● PROBLEM DESCRIPTION
Check each line of the records below for the word "ſeemed" and copy those where it appears.

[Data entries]
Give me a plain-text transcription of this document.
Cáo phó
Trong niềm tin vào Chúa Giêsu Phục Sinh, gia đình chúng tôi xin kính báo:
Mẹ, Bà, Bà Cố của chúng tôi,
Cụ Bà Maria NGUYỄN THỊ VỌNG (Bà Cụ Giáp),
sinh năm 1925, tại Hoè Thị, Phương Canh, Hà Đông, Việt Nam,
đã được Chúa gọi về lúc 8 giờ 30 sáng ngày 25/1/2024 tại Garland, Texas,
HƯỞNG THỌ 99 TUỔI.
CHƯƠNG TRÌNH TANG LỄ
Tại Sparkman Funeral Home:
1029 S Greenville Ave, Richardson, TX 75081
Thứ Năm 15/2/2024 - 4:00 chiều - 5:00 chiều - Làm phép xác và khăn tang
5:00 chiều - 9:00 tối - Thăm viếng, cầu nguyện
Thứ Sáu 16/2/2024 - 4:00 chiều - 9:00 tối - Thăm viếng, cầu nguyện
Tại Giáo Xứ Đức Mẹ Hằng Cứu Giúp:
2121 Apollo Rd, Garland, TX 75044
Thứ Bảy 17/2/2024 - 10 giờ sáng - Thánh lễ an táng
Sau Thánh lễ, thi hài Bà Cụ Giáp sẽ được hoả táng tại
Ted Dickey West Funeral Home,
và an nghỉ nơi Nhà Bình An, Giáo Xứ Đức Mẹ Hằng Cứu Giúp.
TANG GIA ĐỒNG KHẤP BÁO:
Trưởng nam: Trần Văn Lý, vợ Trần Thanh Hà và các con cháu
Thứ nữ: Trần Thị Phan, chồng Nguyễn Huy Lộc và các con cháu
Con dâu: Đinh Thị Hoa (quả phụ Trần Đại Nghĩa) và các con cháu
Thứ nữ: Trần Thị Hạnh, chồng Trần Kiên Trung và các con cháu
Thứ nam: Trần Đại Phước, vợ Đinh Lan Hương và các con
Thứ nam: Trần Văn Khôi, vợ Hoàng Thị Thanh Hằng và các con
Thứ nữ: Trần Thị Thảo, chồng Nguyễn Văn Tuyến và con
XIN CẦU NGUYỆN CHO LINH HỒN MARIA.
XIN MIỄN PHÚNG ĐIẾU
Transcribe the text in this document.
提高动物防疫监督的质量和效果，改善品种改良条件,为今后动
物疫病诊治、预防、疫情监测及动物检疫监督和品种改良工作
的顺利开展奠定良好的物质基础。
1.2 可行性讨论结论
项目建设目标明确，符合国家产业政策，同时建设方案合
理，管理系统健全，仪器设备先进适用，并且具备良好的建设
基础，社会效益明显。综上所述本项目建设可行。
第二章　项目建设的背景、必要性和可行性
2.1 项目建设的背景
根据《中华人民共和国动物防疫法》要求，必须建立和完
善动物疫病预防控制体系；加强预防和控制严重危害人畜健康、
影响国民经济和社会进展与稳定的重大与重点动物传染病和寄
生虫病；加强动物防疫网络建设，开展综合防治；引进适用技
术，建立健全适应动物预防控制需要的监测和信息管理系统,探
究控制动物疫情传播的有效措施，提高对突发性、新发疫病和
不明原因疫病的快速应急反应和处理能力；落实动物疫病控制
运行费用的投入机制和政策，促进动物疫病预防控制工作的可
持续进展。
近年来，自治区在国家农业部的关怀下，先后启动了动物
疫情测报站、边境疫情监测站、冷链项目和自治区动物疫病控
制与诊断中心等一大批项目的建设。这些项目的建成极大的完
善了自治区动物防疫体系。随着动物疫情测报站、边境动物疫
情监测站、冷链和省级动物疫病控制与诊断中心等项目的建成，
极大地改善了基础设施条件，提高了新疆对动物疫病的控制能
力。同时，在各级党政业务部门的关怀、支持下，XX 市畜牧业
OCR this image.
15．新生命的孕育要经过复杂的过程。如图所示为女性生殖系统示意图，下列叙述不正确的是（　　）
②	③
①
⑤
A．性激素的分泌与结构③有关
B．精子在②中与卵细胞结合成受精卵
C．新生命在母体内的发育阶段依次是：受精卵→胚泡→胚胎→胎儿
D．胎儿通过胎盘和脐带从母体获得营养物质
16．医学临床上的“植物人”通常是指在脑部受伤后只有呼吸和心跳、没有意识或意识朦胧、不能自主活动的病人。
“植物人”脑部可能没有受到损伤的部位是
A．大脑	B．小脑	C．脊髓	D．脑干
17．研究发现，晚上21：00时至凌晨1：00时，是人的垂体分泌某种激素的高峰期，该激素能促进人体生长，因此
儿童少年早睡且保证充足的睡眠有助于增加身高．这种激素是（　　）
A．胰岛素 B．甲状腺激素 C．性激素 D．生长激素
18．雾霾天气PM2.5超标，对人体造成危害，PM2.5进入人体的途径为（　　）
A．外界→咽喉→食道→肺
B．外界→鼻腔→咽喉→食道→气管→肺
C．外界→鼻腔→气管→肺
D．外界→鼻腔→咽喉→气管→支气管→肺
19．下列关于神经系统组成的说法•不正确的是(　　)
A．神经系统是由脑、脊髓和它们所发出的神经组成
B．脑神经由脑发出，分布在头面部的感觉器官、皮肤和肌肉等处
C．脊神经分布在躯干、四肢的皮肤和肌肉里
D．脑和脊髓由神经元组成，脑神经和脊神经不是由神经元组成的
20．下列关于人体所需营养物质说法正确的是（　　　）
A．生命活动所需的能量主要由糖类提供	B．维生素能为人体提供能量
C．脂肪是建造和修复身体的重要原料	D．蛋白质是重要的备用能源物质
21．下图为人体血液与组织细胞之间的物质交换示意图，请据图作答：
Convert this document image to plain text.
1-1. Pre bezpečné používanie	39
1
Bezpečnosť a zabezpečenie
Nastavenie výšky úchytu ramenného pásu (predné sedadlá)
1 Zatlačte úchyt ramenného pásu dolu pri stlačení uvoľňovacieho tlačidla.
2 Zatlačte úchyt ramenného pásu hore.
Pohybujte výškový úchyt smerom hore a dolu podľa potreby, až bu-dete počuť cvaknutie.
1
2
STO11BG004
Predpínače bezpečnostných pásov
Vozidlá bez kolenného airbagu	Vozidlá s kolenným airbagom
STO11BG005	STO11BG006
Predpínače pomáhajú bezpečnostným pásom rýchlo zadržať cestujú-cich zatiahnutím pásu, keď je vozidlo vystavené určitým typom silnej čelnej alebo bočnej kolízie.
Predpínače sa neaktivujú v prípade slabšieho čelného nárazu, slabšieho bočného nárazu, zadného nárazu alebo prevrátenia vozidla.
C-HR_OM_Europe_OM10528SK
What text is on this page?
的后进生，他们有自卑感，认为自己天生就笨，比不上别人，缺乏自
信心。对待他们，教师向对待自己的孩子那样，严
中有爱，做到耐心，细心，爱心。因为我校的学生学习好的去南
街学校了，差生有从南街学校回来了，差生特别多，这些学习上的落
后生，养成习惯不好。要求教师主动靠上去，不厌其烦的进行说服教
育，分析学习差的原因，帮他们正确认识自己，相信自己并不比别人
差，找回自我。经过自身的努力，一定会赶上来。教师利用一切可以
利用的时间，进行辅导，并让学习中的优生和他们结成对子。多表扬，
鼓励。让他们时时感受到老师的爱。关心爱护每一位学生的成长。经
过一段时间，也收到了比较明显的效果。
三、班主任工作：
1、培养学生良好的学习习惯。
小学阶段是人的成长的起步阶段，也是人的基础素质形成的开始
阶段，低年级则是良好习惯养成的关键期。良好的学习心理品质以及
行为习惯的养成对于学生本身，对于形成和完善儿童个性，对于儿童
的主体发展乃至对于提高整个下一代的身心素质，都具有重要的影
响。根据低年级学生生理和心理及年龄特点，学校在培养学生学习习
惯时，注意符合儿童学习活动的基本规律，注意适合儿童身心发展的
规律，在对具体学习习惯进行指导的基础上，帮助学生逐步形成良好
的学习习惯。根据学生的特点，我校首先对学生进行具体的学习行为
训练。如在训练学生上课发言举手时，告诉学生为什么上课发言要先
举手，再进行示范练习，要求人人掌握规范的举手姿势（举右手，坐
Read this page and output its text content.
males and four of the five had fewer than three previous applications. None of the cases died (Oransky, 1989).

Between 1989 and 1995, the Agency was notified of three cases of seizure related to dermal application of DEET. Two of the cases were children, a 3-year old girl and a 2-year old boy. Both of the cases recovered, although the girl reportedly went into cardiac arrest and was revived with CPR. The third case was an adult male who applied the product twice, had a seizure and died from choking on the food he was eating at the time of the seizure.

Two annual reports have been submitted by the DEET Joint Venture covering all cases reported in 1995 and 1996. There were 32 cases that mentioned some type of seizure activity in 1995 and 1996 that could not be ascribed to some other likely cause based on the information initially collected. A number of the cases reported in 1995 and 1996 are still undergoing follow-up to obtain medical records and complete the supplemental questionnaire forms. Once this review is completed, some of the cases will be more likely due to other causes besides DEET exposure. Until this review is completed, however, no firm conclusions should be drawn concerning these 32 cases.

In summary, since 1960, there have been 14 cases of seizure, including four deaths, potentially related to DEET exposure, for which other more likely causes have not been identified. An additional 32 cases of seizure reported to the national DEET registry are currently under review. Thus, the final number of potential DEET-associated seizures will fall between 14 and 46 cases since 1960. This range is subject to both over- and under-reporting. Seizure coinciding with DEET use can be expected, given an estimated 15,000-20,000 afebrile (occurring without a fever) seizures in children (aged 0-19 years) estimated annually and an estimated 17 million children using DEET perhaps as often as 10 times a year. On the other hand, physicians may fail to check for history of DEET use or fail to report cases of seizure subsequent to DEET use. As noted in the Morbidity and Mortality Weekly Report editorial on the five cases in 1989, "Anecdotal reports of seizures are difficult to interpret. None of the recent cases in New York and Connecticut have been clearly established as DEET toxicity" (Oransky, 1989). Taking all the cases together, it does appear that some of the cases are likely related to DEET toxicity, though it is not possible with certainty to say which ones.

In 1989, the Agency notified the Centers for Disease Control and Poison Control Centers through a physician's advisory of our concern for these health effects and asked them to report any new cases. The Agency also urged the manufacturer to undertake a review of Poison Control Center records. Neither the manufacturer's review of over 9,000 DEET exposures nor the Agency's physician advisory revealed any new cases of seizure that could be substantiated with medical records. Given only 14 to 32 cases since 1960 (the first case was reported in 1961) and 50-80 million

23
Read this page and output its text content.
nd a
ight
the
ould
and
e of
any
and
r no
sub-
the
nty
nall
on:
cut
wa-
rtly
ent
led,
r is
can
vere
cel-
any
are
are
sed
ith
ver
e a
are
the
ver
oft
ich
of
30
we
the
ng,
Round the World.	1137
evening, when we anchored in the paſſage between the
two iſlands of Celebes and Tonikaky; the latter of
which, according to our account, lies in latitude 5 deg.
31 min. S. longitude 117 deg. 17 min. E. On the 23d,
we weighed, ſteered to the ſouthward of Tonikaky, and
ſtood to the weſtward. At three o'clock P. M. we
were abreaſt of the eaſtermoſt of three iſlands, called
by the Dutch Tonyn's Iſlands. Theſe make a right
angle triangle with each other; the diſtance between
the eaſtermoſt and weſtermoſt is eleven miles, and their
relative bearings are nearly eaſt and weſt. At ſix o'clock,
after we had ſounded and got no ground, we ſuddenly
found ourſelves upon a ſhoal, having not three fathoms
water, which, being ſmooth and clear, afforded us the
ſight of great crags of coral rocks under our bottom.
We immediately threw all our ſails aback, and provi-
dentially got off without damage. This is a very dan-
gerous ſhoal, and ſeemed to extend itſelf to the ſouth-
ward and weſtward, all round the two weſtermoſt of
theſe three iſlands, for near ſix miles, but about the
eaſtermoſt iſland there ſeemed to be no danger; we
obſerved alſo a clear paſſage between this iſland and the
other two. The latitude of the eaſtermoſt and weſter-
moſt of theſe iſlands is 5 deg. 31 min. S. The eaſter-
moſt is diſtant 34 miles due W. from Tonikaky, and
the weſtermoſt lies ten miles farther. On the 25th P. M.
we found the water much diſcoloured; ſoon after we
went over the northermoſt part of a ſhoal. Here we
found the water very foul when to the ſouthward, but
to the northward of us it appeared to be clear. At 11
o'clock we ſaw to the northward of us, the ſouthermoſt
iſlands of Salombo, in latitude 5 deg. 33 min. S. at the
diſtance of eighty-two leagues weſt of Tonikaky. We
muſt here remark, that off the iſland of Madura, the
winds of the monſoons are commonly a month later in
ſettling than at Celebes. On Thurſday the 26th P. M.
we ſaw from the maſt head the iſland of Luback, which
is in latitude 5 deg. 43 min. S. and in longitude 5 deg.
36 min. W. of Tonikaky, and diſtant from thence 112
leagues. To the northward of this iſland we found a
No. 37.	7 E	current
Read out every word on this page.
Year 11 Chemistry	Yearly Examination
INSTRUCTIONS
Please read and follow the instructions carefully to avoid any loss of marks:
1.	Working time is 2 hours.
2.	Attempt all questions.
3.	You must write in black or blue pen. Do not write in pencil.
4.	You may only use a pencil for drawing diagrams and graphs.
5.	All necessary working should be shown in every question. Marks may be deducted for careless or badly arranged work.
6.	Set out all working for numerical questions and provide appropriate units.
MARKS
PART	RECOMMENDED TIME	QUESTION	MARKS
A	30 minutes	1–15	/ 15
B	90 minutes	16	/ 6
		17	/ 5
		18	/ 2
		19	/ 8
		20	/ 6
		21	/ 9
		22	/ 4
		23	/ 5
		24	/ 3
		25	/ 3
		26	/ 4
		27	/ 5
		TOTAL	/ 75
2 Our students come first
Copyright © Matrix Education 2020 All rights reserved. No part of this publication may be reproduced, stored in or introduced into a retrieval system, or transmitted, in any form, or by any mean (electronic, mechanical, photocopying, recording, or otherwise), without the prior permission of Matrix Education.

● EXERCISE ANSWER
gerous ſhoal, and ſeemed to extend itſelf to the ſouth-
eaſtermoſt iſland there ſeemed to be no danger; we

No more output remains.